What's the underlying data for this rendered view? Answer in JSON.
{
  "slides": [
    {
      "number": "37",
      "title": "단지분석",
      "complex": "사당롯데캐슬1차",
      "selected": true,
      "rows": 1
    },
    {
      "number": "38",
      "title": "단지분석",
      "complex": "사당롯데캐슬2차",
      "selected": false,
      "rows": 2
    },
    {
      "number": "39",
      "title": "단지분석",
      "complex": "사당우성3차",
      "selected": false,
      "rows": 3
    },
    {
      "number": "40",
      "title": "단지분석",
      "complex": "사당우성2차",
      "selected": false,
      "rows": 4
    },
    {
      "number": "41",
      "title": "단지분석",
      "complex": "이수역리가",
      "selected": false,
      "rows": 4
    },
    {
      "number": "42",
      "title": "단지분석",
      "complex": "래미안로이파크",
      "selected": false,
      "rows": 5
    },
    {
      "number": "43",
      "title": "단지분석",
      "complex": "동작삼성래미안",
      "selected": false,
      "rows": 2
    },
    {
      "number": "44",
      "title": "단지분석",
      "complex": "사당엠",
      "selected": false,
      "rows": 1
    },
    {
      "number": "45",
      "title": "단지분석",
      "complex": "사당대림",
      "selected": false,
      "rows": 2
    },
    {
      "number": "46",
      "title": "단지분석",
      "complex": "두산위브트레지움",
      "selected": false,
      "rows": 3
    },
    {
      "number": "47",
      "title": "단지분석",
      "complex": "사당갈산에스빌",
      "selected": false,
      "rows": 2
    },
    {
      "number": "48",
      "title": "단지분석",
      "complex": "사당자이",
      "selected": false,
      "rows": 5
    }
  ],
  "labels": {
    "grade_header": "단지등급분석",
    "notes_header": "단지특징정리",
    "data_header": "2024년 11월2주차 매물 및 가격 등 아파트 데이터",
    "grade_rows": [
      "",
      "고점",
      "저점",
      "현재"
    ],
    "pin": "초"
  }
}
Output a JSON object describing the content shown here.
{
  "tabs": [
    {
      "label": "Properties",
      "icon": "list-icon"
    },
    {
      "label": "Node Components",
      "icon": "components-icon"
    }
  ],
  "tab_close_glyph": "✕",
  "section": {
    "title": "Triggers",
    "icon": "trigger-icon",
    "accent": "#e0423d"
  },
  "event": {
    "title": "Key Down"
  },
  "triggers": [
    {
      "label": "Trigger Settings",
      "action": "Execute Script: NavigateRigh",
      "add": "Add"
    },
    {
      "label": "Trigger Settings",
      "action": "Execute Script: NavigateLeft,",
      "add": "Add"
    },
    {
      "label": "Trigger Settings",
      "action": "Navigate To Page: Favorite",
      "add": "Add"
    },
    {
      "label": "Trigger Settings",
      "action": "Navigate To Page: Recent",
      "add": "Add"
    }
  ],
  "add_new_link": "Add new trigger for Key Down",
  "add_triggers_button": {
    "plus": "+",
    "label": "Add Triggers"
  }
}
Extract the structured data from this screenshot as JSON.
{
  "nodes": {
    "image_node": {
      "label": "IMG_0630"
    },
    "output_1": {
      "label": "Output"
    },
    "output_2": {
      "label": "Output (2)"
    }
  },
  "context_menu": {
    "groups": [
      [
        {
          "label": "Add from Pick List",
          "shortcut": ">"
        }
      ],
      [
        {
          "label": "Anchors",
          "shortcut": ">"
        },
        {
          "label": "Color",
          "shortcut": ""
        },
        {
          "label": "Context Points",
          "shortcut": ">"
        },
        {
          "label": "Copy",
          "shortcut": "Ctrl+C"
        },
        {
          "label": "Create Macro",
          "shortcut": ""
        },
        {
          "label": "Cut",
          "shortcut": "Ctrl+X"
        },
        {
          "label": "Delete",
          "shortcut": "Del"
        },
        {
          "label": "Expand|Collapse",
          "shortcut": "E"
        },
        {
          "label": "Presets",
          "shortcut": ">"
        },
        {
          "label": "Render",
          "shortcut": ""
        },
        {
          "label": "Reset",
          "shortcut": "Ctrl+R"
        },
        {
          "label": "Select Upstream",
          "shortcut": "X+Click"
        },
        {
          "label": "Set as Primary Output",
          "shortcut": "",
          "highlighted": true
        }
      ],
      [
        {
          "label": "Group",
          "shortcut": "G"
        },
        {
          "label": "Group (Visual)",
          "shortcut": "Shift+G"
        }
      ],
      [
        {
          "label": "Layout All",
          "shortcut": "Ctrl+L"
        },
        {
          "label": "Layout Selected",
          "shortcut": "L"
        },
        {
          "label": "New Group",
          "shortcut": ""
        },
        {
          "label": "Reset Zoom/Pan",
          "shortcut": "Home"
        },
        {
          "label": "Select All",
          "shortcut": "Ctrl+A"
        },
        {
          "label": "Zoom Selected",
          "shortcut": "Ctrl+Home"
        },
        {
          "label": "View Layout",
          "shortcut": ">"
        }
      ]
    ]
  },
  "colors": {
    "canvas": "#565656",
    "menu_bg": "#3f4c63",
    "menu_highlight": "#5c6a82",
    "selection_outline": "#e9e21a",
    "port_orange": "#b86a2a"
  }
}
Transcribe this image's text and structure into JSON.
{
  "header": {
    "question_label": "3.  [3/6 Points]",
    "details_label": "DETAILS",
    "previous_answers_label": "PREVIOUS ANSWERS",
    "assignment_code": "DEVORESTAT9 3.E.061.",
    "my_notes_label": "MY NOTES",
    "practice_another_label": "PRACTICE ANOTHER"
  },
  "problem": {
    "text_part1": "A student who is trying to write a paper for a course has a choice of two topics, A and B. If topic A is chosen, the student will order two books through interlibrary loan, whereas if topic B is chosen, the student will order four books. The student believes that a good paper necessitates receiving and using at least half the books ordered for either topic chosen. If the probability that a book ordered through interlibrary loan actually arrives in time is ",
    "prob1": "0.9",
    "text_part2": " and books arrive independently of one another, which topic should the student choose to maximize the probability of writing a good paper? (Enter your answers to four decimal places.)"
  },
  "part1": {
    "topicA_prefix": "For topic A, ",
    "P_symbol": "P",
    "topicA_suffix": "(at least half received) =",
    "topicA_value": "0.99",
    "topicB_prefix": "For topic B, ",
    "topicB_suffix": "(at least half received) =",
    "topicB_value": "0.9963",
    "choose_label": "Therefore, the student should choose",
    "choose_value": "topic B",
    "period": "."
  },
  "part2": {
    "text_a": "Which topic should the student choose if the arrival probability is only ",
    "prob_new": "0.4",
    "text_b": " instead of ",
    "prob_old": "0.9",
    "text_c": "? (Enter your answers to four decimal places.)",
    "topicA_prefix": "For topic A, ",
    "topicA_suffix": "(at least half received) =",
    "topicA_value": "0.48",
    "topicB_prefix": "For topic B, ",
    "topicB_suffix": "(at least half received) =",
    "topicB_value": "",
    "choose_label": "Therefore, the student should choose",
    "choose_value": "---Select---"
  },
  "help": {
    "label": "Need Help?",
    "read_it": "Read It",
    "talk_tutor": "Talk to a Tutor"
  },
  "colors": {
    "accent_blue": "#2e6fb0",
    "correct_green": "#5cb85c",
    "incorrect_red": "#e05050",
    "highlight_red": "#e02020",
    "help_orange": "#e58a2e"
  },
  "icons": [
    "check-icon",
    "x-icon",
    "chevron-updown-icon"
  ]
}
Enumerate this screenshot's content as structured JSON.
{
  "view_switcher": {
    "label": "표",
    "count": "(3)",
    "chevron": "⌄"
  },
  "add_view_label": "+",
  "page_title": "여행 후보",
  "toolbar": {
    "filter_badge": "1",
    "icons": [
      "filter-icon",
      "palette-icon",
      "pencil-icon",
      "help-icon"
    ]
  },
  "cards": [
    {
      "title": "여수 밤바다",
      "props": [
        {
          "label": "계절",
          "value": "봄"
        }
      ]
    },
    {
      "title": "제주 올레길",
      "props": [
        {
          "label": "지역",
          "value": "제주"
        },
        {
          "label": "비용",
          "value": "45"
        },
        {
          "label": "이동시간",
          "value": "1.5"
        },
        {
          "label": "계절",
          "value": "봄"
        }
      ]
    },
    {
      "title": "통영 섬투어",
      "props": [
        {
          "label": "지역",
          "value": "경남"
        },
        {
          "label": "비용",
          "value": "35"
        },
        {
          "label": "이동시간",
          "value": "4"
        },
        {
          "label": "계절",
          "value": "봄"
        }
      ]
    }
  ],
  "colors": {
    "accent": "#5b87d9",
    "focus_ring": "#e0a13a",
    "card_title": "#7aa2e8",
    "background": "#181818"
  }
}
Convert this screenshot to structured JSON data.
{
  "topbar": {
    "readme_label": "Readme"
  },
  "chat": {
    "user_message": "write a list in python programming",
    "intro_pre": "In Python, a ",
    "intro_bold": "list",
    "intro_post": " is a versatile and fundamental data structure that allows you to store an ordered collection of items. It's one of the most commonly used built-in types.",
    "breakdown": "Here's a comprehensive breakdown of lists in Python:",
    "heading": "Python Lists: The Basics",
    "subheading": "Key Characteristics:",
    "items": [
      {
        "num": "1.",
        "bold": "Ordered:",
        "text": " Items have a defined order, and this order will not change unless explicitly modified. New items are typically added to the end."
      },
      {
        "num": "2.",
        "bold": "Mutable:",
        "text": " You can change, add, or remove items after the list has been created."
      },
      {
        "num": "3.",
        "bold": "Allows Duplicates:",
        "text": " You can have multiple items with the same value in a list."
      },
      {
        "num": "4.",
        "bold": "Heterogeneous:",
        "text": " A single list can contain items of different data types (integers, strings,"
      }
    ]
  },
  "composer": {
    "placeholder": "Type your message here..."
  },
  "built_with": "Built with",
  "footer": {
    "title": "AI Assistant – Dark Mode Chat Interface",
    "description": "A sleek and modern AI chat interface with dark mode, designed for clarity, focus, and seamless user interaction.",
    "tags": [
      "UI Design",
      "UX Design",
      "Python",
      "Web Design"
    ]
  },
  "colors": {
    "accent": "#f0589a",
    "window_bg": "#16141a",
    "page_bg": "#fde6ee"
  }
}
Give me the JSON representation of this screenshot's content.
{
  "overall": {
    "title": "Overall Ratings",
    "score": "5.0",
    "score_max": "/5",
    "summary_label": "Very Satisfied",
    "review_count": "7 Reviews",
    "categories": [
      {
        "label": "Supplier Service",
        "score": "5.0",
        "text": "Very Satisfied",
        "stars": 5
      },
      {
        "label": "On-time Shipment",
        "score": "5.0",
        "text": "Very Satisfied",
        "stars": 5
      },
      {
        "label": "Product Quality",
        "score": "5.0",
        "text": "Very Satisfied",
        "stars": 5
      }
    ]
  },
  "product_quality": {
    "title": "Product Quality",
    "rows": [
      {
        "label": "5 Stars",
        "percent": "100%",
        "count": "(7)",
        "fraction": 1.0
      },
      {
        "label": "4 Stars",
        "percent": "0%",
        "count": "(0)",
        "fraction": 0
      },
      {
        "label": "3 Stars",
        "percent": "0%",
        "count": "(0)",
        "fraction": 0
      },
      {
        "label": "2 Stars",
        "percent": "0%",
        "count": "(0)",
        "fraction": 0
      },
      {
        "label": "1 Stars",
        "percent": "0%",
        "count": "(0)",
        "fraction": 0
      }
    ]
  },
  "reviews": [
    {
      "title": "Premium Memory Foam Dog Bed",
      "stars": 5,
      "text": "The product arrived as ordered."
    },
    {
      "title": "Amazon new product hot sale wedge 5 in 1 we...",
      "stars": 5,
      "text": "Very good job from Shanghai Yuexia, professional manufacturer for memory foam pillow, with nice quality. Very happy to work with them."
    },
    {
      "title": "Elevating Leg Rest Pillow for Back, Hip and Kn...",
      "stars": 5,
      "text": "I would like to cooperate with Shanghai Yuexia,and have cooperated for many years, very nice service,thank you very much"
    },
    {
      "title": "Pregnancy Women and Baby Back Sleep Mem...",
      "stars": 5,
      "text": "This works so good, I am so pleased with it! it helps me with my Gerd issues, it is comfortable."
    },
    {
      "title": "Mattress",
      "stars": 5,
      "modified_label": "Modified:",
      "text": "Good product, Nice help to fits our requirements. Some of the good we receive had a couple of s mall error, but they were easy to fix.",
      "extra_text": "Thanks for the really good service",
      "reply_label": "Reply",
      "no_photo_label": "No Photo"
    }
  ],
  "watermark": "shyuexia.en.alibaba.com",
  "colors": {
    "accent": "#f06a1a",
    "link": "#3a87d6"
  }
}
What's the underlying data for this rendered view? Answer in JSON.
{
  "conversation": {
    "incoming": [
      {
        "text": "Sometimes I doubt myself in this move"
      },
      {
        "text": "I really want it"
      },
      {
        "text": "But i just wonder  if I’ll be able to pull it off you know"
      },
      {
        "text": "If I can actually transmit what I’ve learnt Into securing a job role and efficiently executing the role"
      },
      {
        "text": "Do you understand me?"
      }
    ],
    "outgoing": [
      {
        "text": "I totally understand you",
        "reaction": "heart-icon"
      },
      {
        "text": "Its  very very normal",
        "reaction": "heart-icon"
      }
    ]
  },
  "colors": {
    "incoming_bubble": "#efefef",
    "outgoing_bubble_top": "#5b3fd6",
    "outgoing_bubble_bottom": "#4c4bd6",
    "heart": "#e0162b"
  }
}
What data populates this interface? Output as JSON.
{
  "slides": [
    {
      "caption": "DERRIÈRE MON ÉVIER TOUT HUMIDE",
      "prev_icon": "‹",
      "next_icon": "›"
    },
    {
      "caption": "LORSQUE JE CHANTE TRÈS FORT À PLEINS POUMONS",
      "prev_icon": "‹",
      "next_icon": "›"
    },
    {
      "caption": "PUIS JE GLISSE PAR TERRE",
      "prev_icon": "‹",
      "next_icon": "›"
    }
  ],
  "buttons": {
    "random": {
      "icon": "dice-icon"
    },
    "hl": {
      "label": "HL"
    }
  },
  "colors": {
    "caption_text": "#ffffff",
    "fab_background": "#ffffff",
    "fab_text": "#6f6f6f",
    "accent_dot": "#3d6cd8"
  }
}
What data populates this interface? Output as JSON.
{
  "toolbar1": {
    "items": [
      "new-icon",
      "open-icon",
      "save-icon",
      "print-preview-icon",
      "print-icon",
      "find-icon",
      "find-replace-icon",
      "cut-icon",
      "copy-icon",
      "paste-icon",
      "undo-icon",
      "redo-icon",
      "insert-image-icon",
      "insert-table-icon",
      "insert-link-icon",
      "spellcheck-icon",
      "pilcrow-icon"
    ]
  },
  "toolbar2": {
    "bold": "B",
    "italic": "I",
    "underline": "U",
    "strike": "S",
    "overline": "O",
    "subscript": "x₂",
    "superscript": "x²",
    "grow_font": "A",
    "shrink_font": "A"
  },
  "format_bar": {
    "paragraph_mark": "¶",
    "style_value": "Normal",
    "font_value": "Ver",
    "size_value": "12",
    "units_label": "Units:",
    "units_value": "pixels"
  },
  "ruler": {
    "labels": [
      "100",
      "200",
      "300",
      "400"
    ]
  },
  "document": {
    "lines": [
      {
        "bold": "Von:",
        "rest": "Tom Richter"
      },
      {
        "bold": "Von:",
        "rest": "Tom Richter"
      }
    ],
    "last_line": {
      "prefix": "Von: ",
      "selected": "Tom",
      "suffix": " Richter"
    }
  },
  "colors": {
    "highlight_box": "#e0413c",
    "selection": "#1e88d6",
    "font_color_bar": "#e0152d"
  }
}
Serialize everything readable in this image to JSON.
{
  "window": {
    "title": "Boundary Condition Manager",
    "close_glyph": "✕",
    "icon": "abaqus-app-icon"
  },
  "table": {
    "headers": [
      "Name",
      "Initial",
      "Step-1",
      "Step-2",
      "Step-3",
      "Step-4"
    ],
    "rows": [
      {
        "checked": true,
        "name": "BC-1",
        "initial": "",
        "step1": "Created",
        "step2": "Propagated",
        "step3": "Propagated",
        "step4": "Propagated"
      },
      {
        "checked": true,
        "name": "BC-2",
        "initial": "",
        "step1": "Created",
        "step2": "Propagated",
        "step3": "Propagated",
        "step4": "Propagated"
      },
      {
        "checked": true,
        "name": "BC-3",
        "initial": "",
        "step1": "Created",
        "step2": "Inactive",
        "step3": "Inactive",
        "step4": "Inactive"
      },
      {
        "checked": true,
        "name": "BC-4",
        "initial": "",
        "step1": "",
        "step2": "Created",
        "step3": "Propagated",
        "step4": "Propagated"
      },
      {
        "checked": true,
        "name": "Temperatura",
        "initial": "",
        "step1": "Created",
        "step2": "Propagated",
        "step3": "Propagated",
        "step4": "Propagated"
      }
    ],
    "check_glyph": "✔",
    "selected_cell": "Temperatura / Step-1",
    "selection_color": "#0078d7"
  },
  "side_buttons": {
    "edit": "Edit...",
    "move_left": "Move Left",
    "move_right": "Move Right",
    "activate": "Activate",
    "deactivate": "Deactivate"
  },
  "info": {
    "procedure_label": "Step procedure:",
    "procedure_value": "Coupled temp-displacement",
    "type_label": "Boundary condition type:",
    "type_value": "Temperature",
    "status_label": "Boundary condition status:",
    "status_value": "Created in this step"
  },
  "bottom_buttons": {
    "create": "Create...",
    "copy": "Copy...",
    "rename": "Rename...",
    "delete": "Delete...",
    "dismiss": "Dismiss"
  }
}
# # # # # # #
● What is expected:
Pick out all lines containing the string "ffffff".

● Exercise answer:
    "caption_text": "#ffffff",
    "fab_background": "#ffffff",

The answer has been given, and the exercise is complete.